◆ Recorded information
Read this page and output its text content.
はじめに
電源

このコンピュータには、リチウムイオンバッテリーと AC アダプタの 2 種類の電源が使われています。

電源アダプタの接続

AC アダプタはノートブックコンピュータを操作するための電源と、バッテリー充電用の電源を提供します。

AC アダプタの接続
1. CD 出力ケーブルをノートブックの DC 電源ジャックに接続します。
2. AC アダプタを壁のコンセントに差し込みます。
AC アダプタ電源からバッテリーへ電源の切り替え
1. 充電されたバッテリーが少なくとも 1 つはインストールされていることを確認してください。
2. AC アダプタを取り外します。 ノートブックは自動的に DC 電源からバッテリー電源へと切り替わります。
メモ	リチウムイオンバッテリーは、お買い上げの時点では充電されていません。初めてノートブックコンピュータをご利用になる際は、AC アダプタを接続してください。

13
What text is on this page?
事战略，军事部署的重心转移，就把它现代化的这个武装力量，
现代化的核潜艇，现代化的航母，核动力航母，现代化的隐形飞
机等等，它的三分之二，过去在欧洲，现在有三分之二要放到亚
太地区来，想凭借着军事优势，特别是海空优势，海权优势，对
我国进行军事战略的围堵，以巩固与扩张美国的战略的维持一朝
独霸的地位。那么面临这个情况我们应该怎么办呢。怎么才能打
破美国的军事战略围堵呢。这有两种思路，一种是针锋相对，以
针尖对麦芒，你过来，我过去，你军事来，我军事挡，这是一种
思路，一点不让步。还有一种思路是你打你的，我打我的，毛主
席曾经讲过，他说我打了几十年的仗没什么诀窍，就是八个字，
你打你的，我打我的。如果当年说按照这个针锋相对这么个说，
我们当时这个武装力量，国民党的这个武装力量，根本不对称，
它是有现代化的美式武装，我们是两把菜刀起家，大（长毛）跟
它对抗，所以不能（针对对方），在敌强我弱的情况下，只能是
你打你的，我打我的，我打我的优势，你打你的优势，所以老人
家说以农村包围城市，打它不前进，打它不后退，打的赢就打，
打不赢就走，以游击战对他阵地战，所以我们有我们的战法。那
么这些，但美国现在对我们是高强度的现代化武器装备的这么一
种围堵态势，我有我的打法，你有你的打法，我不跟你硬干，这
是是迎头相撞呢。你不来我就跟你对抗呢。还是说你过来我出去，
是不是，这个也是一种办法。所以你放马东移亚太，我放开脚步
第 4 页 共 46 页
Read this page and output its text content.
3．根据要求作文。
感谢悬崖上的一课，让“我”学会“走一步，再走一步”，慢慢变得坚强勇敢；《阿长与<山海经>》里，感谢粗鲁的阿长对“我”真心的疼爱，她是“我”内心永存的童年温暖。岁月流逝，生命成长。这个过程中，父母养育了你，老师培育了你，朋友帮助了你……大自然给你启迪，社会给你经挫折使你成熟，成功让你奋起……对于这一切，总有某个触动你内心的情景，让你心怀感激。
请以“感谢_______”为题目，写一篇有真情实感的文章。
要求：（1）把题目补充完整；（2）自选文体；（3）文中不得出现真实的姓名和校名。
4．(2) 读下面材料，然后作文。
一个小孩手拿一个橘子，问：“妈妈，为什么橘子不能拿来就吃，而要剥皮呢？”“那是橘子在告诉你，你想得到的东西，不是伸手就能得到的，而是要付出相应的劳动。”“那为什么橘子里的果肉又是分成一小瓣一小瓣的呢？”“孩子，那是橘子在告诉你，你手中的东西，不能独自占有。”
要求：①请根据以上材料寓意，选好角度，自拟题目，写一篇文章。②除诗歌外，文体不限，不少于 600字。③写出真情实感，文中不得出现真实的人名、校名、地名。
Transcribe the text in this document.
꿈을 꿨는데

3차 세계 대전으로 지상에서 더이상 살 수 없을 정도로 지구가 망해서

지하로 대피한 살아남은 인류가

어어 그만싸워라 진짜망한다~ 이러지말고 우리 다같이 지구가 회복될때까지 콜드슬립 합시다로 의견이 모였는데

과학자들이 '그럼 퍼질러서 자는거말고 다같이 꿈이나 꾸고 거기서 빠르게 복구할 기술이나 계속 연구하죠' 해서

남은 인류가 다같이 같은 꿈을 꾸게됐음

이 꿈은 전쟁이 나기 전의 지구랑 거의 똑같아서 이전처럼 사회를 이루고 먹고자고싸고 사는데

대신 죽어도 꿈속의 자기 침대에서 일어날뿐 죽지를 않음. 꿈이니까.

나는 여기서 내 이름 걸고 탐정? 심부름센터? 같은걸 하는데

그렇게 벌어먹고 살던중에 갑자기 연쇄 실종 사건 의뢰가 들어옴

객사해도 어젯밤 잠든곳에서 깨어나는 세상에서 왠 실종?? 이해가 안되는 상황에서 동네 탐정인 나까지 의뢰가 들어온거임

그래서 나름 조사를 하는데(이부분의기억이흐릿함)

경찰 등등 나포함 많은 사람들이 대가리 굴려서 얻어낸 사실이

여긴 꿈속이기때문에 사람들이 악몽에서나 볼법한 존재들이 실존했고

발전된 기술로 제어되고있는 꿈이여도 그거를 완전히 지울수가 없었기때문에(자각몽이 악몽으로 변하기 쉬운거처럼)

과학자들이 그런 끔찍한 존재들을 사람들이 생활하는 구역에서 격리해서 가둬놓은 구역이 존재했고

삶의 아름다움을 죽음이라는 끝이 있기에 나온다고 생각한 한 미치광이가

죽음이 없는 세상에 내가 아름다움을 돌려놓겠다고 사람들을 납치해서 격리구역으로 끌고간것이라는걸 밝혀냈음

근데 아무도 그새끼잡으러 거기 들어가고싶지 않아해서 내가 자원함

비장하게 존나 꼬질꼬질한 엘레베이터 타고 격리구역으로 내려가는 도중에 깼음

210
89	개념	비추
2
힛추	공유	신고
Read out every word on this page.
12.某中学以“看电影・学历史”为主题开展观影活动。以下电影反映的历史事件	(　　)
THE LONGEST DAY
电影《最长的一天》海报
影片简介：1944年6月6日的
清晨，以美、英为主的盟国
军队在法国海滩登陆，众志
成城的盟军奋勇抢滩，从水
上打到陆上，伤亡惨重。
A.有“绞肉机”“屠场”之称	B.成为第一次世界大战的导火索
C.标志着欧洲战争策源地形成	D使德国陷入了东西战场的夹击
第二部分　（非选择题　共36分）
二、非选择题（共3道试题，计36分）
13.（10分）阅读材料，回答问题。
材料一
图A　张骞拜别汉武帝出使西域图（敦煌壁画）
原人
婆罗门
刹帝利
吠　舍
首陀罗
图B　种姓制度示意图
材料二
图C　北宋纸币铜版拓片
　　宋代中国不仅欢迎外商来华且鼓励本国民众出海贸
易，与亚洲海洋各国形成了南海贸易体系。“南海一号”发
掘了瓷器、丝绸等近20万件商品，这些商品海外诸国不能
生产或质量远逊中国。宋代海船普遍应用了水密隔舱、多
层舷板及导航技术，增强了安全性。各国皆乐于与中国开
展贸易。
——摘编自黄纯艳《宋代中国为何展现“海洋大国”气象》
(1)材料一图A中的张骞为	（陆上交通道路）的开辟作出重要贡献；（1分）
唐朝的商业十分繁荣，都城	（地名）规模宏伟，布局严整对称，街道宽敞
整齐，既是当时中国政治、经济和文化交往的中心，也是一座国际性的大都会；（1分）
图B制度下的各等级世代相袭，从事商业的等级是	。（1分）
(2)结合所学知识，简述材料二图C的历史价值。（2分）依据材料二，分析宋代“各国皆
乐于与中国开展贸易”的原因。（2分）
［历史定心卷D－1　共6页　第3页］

◆ Exercise goal
Wherever "아름다움을" shows up in a line, copy that line.

◆ Task response
삶의 아름다움을 죽음이라는 끝이 있기에 나온다고 생각한 한 미치광이가
죽음이 없는 세상에 내가 아름다움을 돌려놓겠다고 사람들을 납치해서 격리구역으로 끌고간것이라는걸 밝혀냈음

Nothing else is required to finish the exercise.